# [EXTRACT TO READ]
^^^^
This study has several key limitations. The findings may not be generalizable to nonurban populations, racial groups other than African Americans or Whites, fathers, non-parental caregivers, or older adolescents. Participants were a highly motivated group who had volunteered to be included in a research registry; thus, findings might differ in a less selective group. The setting for conversations was experimentally contrived; messages may have differed had mothers and their adolescents talked at home or in another more familiar environment. Our approach of asking mothers simply to discuss 3 broad sexual health topics may have yielded more general, abstract messages. Messages may have differed had other methodologies been used to prompt discussions, such as asking dyads to read and discuss a case study or other educational material about abstinence. A limitation of our analytic approach was that the transcripts were not stratified based on whether prior discussions about abstinence or other sexual health topics had occurred. This is unlikely to have changed our findings substantially given that almost half of adolescents and almost three quarters of mothers reported having discussed abstinence previously. Our relatively small sample size of adolescent males limited our ability to compare findings across mother-daughter and mother-son dyads. Our findings may have been influenced by social desirability bias, meaning mothers may have discussed the assigned topics in a manner that reflects what they thought the research team wanted to hear, rather than saying what they would in a different context. Finally, our study relied on a brief snapshot of maternal communication and therefore does not capture the dynamic process of educating adolescents about abstinence that likely occurs over time. Despite the limitations, our study fills an important gap. It provides information about the types of messages mothers communicate to their early adolescent children about abstinence and highlights opportunities for improving family communication processes.
We explored the content of discussions between urban mothers and early adolescent children to characterize the abstinence messages mothers convey. Mothers ensured their adolescent understood what abstinence is, described acceptable boundaries on abstinence, explained why abstinence is important, and expressed a strong desire to serve as an advisor once their adolescent was considering becoming sexually active. Messages did not vary by maternal age nor by adolescent age or gender, which suggests that mothers may benefit from learning how to tailor the messages they communicate to match their child’s developmental stage and informational needs.
This project was supported by the National Institutes of Health through grant number KL2TR000146, the Center for AIDS Research at the University of Pittsburgh, and the Children’s Hospital of Philadelphia.
^^^^
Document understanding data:
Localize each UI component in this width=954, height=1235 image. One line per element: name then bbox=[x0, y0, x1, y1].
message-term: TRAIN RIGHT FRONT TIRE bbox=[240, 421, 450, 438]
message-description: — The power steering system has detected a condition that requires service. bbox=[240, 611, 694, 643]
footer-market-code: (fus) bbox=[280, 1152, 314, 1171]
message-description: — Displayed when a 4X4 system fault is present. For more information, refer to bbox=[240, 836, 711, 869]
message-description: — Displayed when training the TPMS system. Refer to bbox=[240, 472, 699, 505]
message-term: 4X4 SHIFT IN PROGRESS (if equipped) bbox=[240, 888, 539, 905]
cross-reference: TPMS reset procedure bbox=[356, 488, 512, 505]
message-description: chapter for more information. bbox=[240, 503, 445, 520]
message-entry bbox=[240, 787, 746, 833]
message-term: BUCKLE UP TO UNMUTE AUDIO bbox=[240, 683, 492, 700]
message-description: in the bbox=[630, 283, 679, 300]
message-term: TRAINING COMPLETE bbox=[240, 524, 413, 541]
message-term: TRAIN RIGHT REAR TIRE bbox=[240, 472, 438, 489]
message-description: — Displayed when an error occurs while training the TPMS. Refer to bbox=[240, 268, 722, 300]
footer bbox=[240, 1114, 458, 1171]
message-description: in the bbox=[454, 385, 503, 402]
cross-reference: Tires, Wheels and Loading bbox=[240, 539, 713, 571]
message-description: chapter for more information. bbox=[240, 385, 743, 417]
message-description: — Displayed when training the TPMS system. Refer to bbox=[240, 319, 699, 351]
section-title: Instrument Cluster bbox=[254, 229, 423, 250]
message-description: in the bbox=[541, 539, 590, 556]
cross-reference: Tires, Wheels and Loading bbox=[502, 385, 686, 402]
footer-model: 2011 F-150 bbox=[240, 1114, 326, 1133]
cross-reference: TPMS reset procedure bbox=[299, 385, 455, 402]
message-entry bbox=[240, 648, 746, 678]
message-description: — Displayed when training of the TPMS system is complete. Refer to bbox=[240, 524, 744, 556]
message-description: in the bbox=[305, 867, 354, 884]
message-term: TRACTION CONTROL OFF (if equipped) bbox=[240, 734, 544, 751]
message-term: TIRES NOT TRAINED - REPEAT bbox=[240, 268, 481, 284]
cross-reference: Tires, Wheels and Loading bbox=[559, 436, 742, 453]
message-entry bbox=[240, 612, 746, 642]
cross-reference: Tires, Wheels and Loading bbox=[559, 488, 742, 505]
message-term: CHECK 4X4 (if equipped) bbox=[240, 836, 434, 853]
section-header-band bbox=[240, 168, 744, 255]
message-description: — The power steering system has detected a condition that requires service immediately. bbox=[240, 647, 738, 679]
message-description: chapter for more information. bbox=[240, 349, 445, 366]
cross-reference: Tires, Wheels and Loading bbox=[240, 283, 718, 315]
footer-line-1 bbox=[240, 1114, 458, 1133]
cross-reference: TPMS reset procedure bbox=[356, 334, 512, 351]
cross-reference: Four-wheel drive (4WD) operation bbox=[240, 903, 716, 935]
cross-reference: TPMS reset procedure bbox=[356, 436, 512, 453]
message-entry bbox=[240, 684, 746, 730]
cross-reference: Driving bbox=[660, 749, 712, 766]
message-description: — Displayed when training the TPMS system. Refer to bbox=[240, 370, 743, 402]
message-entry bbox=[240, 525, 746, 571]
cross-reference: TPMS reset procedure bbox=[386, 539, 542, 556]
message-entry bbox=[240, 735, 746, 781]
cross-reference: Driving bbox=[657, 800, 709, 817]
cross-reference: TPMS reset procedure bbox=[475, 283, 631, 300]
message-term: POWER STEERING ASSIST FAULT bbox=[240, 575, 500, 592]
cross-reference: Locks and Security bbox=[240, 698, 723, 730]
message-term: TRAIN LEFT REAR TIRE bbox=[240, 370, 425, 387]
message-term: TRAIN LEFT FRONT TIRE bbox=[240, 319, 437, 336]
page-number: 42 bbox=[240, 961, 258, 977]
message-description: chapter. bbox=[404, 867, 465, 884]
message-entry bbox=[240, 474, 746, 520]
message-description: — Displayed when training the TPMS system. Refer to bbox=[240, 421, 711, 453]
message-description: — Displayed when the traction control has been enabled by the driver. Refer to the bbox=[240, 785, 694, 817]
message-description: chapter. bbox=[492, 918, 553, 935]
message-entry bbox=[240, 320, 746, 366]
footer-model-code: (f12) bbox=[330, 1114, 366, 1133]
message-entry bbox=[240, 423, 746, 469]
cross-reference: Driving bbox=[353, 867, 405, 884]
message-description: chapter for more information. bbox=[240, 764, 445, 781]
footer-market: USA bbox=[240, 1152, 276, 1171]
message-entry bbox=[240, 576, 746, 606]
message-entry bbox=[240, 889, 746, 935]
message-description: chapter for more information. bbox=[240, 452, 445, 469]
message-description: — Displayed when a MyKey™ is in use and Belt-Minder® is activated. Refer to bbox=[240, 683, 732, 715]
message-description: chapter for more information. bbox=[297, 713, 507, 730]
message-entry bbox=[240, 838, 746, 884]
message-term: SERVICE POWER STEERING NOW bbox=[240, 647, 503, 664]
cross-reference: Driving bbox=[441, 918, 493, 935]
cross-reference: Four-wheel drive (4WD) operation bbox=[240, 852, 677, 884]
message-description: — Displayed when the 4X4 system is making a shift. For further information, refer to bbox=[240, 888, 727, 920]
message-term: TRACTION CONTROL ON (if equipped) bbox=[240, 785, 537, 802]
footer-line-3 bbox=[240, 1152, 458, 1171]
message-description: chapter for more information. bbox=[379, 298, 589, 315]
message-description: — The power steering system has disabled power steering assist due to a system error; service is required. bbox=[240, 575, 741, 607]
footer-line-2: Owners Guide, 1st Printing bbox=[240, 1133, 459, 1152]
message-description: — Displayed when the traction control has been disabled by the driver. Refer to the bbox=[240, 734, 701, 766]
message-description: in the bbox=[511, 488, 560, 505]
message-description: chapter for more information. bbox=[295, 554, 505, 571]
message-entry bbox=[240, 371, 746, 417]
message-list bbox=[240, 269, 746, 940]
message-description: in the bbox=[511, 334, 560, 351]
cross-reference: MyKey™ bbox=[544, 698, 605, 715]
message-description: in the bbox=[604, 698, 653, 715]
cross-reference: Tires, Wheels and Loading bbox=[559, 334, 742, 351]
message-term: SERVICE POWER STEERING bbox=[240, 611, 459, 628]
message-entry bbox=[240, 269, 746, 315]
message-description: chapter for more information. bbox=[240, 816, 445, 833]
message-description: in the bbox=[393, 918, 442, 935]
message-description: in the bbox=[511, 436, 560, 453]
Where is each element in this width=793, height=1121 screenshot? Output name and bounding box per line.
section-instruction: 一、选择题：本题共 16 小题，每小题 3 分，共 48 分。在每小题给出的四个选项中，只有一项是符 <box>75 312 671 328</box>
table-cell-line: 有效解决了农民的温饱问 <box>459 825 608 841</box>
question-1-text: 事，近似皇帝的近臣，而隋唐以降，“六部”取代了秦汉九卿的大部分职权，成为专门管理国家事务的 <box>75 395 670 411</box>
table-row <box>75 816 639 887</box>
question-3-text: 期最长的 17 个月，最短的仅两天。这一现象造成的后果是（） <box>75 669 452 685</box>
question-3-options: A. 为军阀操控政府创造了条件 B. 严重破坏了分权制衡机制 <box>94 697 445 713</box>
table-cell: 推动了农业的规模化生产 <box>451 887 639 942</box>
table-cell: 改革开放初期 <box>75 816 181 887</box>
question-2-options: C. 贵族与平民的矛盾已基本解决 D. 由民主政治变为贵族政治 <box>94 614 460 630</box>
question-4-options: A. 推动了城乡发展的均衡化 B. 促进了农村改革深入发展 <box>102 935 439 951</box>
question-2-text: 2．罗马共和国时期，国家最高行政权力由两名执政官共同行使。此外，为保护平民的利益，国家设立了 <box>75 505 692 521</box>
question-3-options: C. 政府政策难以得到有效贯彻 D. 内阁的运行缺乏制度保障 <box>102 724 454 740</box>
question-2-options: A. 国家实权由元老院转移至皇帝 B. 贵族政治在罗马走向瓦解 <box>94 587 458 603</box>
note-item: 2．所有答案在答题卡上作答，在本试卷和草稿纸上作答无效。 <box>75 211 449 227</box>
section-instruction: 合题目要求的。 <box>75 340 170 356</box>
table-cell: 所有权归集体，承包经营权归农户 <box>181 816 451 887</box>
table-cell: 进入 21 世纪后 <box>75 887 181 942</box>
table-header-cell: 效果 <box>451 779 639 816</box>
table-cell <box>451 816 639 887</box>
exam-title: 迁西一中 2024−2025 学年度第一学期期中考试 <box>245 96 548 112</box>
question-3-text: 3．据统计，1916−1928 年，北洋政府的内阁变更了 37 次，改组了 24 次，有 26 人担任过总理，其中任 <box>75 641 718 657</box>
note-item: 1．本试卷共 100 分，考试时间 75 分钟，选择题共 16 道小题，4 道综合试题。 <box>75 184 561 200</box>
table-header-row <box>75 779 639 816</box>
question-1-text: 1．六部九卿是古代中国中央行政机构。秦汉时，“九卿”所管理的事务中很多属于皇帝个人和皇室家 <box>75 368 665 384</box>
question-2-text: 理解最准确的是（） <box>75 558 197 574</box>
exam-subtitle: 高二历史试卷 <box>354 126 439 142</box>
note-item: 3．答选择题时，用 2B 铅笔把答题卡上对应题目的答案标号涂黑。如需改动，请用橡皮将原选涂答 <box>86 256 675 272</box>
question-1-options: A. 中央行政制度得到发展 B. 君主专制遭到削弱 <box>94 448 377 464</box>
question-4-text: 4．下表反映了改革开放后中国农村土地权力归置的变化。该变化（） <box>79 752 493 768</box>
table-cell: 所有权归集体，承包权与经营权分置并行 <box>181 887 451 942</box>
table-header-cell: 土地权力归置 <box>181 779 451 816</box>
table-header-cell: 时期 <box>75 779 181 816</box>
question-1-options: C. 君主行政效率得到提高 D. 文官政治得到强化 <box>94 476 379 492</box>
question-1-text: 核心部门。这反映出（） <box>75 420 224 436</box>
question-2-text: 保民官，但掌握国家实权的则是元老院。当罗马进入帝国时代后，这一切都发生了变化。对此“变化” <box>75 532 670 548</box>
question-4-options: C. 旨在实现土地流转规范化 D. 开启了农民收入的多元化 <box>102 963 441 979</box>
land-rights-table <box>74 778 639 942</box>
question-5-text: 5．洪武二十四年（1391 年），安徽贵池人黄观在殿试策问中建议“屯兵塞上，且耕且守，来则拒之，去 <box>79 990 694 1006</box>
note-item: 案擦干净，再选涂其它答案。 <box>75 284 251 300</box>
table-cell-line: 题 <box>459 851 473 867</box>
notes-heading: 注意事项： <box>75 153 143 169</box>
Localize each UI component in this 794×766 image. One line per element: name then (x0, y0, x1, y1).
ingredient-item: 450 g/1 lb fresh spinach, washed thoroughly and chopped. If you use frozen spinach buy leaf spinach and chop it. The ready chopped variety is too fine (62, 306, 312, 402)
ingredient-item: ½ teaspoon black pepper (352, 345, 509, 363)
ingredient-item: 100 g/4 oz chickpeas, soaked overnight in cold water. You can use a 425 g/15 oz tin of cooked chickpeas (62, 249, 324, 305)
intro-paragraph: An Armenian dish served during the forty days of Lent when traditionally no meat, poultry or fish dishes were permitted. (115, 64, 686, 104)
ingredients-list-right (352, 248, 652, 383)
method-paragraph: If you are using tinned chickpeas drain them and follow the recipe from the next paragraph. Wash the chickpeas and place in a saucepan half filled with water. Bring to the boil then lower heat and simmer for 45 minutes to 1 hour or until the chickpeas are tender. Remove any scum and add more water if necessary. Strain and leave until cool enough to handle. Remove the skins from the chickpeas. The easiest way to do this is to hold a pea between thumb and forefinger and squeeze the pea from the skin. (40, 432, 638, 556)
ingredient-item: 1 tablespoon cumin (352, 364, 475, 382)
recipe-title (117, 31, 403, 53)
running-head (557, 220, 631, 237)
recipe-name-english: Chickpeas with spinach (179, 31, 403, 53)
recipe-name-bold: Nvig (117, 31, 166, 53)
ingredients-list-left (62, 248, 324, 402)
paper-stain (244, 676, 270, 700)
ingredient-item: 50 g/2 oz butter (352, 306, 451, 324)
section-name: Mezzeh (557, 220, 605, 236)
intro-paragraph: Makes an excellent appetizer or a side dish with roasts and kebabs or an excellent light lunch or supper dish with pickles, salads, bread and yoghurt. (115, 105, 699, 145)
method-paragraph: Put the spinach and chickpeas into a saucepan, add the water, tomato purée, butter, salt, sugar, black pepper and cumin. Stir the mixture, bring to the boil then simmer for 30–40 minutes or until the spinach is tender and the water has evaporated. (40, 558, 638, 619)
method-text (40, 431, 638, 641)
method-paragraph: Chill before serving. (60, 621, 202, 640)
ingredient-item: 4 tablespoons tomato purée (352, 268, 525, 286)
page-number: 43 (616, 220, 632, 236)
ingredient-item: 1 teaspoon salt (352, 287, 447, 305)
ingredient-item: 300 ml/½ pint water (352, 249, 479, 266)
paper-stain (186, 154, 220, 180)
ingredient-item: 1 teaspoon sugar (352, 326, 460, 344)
^^^^
# [WHAT THIS TASK INVOLVES]
Answer these questions about the abstinence study text.
(a) How many broad sexual health topics were mothers asked to discuss?
(b) Did the mothers' messages vary by maternal age?
(c) At which university is the Center for AIDS Research that helped support the project?
Answer using only the text, without drawing on the records.

# [RESULT FOR THIS TASK]
(a) Three.
(b) No. They did not vary by maternal age, nor by adolescent age or gender.
(c) The University of Pittsburgh.